START

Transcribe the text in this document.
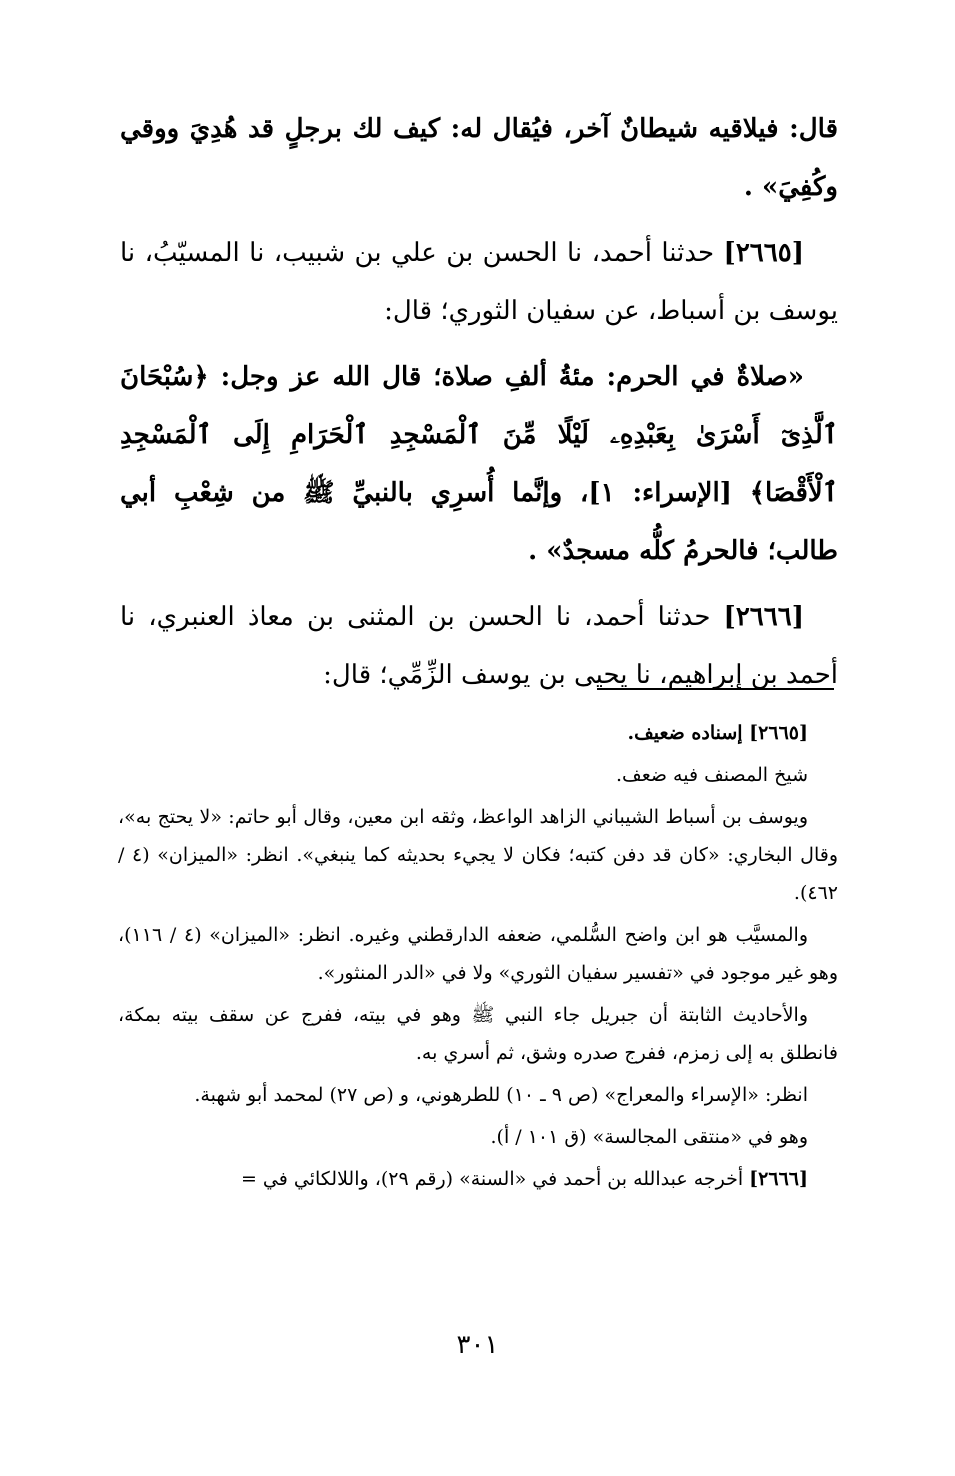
قال: فيلاقيه شيطانٌ آخر، فيُقال له: كيف لك برجلٍ قد هُدِيَ ووقي وكُفِيَ» .

[٢٦٦٥] حدثنا أحمد، نا الحسن بن علي بن شبيب، نا المسيّبُ، نا يوسف بن أسباط، عن سفيان الثوري؛ قال:

«صلاةٌ في الحرم: مئةُ ألفِ صلاة؛ قال الله عز وجل: ﴿سُبْحَانَ ٱلَّذِىٓ أَسْرَىٰ بِعَبْدِهِۦ لَيْلًا مِّنَ ٱلْمَسْجِدِ ٱلْحَرَامِ إِلَى ٱلْمَسْجِدِ ٱلْأَقْصَا﴾ [الإسراء: ١]، وإنَّما أُسرِي بالنبيِّ ﷺ من شِعْبِ أبي طالب؛ فالحرمُ كلُّه مسجدٌ» .

[٢٦٦٦] حدثنا أحمد، نا الحسن بن المثنى بن معاذ العنبري، نا أحمد بن إبراهيم، نا يحيى بن يوسف الزِّمِّي؛ قال:

[٢٦٦٥] إسناده ضعيف.

شيخ المصنف فيه ضعف.

ويوسف بن أسباط الشيباني الزاهد الواعظ، وثقه ابن معين، وقال أبو حاتم: «لا يحتج به»، وقال البخاري: «كان قد دفن كتبه؛ فكان لا يجيء بحديثه كما ينبغي». انظر: «الميزان» (٤ / ٤٦٢).

والمسيَّب هو ابن واضح السُّلمي، ضعفه الدارقطني وغيره. انظر: «الميزان» (٤ / ١١٦)، وهو غير موجود في «تفسير سفيان الثوري» ولا في «الدر المنثور».

والأحاديث الثابتة أن جبريل جاء النبي ﷺ وهو في بيته، ففرج عن سقف بيته بمكة، فانطلق به إلى زمزم، ففرج صدره وشق، ثم أسري به.

انظر: «الإسراء والمعراج» (ص ٩ ـ ١٠) للطرهوني، و (ص ٢٧) لمحمد أبو شهبة.

وهو في «منتقى المجالسة» (ق ١٠١ / أ).

[٢٦٦٦] أخرجه عبدالله بن أحمد في «السنة» (رقم ٢٩)، واللالكائي في =

٣٠١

END

[Exercise objective]: Leave out the pictures and retype every line above exactly.

[Solved problem]:
Transcribe the text in this document.
قال: فيلاقيه شيطانٌ آخر، فيُقال له: كيف لك برجلٍ قد هُدِيَ ووقي وكُفِيَ» .

[٢٦٦٥] حدثنا أحمد، نا الحسن بن علي بن شبيب، نا المسيّبُ، نا يوسف بن أسباط، عن سفيان الثوري؛ قال:

«صلاةٌ في الحرم: مئةُ ألفِ صلاة؛ قال الله عز وجل: ﴿سُبْحَانَ ٱلَّذِىٓ أَسْرَىٰ بِعَبْدِهِۦ لَيْلًا مِّنَ ٱلْمَسْجِدِ ٱلْحَرَامِ إِلَى ٱلْمَسْجِدِ ٱلْأَقْصَا﴾ [الإسراء: ١]، وإنَّما أُسرِي بالنبيِّ ﷺ من شِعْبِ أبي طالب؛ فالحرمُ كلُّه مسجدٌ» .

[٢٦٦٦] حدثنا أحمد، نا الحسن بن المثنى بن معاذ العنبري، نا أحمد بن إبراهيم، نا يحيى بن يوسف الزِّمِّي؛ قال:

[٢٦٦٥] إسناده ضعيف.

شيخ المصنف فيه ضعف.

ويوسف بن أسباط الشيباني الزاهد الواعظ، وثقه ابن معين، وقال أبو حاتم: «لا يحتج به»، وقال البخاري: «كان قد دفن كتبه؛ فكان لا يجيء بحديثه كما ينبغي». انظر: «الميزان» (٤ / ٤٦٢).

والمسيَّب هو ابن واضح السُّلمي، ضعفه الدارقطني وغيره. انظر: «الميزان» (٤ / ١١٦)، وهو غير موجود في «تفسير سفيان الثوري» ولا في «الدر المنثور».

والأحاديث الثابتة أن جبريل جاء النبي ﷺ وهو في بيته، ففرج عن سقف بيته بمكة، فانطلق به إلى زمزم، ففرج صدره وشق، ثم أسري به.

انظر: «الإسراء والمعراج» (ص ٩ ـ ١٠) للطرهوني، و (ص ٢٧) لمحمد أبو شهبة.

وهو في «منتقى المجالسة» (ق ١٠١ / أ).

[٢٦٦٦] أخرجه عبدالله بن أحمد في «السنة» (رقم ٢٩)، واللالكائي في =

٣٠١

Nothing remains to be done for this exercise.